(Stated exercise) Extract each line of the data and write it out again exactly.
###
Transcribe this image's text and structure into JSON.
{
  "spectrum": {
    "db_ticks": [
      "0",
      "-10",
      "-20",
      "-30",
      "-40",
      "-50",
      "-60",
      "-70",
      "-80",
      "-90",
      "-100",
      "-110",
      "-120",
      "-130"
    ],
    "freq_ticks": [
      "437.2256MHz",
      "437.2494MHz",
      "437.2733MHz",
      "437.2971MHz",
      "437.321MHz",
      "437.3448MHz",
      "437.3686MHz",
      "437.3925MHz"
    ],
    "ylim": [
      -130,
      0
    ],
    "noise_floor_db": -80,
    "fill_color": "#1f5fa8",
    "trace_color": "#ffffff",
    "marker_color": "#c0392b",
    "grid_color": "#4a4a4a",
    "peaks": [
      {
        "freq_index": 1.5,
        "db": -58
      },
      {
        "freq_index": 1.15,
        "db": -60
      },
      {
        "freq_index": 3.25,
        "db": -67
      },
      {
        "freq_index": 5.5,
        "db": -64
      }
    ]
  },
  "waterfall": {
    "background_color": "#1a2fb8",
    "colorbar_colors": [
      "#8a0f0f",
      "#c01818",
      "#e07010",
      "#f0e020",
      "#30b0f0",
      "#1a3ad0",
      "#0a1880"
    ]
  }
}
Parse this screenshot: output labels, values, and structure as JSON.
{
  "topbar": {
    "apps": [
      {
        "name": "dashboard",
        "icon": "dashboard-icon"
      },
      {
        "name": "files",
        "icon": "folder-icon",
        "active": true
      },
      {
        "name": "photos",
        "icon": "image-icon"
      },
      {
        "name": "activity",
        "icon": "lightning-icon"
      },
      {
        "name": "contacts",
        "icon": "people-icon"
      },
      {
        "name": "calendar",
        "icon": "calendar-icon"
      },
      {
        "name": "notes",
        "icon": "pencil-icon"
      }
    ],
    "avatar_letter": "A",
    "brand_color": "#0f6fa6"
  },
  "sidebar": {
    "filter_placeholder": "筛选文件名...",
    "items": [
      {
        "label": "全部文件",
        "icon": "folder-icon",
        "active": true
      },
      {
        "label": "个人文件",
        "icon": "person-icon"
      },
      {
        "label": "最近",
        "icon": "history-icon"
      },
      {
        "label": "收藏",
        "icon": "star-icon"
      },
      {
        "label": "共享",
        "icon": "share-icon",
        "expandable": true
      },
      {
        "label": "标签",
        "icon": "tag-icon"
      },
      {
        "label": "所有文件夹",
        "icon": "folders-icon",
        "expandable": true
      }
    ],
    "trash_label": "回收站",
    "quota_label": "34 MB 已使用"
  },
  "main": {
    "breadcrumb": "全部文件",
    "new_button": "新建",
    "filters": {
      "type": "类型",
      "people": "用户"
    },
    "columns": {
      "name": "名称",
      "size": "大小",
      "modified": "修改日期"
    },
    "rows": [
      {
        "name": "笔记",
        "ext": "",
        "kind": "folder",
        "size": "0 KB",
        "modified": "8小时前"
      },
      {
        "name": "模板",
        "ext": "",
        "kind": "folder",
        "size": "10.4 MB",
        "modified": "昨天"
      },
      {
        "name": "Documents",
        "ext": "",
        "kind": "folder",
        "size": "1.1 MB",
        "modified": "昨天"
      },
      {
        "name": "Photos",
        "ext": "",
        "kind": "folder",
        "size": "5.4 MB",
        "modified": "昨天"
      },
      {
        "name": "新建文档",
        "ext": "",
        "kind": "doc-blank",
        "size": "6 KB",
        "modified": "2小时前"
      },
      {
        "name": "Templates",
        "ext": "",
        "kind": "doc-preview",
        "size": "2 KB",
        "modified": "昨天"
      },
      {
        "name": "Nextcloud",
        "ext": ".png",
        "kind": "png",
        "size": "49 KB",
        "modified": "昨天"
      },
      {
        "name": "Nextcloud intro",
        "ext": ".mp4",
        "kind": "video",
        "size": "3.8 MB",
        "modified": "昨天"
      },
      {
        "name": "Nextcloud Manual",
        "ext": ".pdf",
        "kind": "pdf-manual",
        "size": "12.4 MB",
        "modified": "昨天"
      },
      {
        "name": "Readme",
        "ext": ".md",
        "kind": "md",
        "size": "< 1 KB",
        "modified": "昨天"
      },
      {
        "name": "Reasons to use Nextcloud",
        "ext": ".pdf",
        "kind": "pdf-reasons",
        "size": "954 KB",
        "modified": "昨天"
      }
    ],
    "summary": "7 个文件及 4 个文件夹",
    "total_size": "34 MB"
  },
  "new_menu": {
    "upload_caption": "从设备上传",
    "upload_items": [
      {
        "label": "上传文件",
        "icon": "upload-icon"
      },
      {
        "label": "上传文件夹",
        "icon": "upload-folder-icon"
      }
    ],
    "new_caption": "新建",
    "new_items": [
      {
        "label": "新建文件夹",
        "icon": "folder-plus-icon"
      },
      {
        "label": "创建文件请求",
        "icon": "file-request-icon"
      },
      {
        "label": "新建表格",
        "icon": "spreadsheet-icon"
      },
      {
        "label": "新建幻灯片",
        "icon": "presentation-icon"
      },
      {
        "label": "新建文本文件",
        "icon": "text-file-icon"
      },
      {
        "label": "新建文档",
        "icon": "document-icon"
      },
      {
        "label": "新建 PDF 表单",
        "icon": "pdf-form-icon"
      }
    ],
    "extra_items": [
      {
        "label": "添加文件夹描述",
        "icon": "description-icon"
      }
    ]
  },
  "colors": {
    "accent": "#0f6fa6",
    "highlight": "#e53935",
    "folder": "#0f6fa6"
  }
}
###
(Task result)
Transcribe this image's text and structure into JSON.
{
  "spectrum": {
    "db_ticks": [
      "0",
      "-10",
      "-20",
      "-30",
      "-40",
      "-50",
      "-60",
      "-70",
      "-80",
      "-90",
      "-100",
      "-110",
      "-120",
      "-130"
    ],
    "freq_ticks": [
      "437.2256MHz",
      "437.2494MHz",
      "437.2733MHz",
      "437.2971MHz",
      "437.321MHz",
      "437.3448MHz",
      "437.3686MHz",
      "437.3925MHz"
    ],
    "ylim": [
      -130,
      0
    ],
    "noise_floor_db": -80,
    "fill_color": "#1f5fa8",
    "trace_color": "#ffffff",
    "marker_color": "#c0392b",
    "grid_color": "#4a4a4a",
    "peaks": [
      {
        "freq_index": 1.5,
        "db": -58
      },
      {
        "freq_index": 1.15,
        "db": -60
      },
      {
        "freq_index": 3.25,
        "db": -67
      },
      {
        "freq_index": 5.5,
        "db": -64
      }
    ]
  },
  "waterfall": {
    "background_color": "#1a2fb8",
    "colorbar_colors": [
      "#8a0f0f",
      "#c01818",
      "#e07010",
      "#f0e020",
      "#30b0f0",
      "#1a3ad0",
      "#0a1880"
    ]
  }
}
Parse this screenshot: output labels, values, and structure as JSON.
{
  "topbar": {
    "apps": [
      {
        "name": "dashboard",
        "icon": "dashboard-icon"
      },
      {
        "name": "files",
        "icon": "folder-icon",
        "active": true
      },
      {
        "name": "photos",
        "icon": "image-icon"
      },
      {
        "name": "activity",
        "icon": "lightning-icon"
      },
      {
        "name": "contacts",
        "icon": "people-icon"
      },
      {
        "name": "calendar",
        "icon": "calendar-icon"
      },
      {
        "name": "notes",
        "icon": "pencil-icon"
      }
    ],
    "avatar_letter": "A",
    "brand_color": "#0f6fa6"
  },
  "sidebar": {
    "filter_placeholder": "筛选文件名...",
    "items": [
      {
        "label": "全部文件",
        "icon": "folder-icon",
        "active": true
      },
      {
        "label": "个人文件",
        "icon": "person-icon"
      },
      {
        "label": "最近",
        "icon": "history-icon"
      },
      {
        "label": "收藏",
        "icon": "star-icon"
      },
      {
        "label": "共享",
        "icon": "share-icon",
        "expandable": true
      },
      {
        "label": "标签",
        "icon": "tag-icon"
      },
      {
        "label": "所有文件夹",
        "icon": "folders-icon",
        "expandable": true
      }
    ],
    "trash_label": "回收站",
    "quota_label": "34 MB 已使用"
  },
  "main": {
    "breadcrumb": "全部文件",
    "new_button": "新建",
    "filters": {
      "type": "类型",
      "people": "用户"
    },
    "columns": {
      "name": "名称",
      "size": "大小",
      "modified": "修改日期"
    },
    "rows": [
      {
        "name": "笔记",
        "ext": "",
        "kind": "folder",
        "size": "0 KB",
        "modified": "8小时前"
      },
      {
        "name": "模板",
        "ext": "",
        "kind": "folder",
        "size": "10.4 MB",
        "modified": "昨天"
      },
      {
        "name": "Documents",
        "ext": "",
        "kind": "folder",
        "size": "1.1 MB",
        "modified": "昨天"
      },
      {
        "name": "Photos",
        "ext": "",
        "kind": "folder",
        "size": "5.4 MB",
        "modified": "昨天"
      },
      {
        "name": "新建文档",
        "ext": "",
        "kind": "doc-blank",
        "size": "6 KB",
        "modified": "2小时前"
      },
      {
        "name": "Templates",
        "ext": "",
        "kind": "doc-preview",
        "size": "2 KB",
        "modified": "昨天"
      },
      {
        "name": "Nextcloud",
        "ext": ".png",
        "kind": "png",
        "size": "49 KB",
        "modified": "昨天"
      },
      {
        "name": "Nextcloud intro",
        "ext": ".mp4",
        "kind": "video",
        "size": "3.8 MB",
        "modified": "昨天"
      },
      {
        "name": "Nextcloud Manual",
        "ext": ".pdf",
        "kind": "pdf-manual",
        "size": "12.4 MB",
        "modified": "昨天"
      },
      {
        "name": "Readme",
        "ext": ".md",
        "kind": "md",
        "size": "< 1 KB",
        "modified": "昨天"
      },
      {
        "name": "Reasons to use Nextcloud",
        "ext": ".pdf",
        "kind": "pdf-reasons",
        "size": "954 KB",
        "modified": "昨天"
      }
    ],
    "summary": "7 个文件及 4 个文件夹",
    "total_size": "34 MB"
  },
  "new_menu": {
    "upload_caption": "从设备上传",
    "upload_items": [
      {
        "label": "上传文件",
        "icon": "upload-icon"
      },
      {
        "label": "上传文件夹",
        "icon": "upload-folder-icon"
      }
    ],
    "new_caption": "新建",
    "new_items": [
      {
        "label": "新建文件夹",
        "icon": "folder-plus-icon"
      },
      {
        "label": "创建文件请求",
        "icon": "file-request-icon"
      },
      {
        "label": "新建表格",
        "icon": "spreadsheet-icon"
      },
      {
        "label": "新建幻灯片",
        "icon": "presentation-icon"
      },
      {
        "label": "新建文本文件",
        "icon": "text-file-icon"
      },
      {
        "label": "新建文档",
        "icon": "document-icon"
      },
      {
        "label": "新建 PDF 表单",
        "icon": "pdf-form-icon"
      }
    ],
    "extra_items": [
      {
        "label": "添加文件夹描述",
        "icon": "description-icon"
      }
    ]
  },
  "colors": {
    "accent": "#0f6fa6",
    "highlight": "#e53935",
    "folder": "#0f6fa6"
  }
}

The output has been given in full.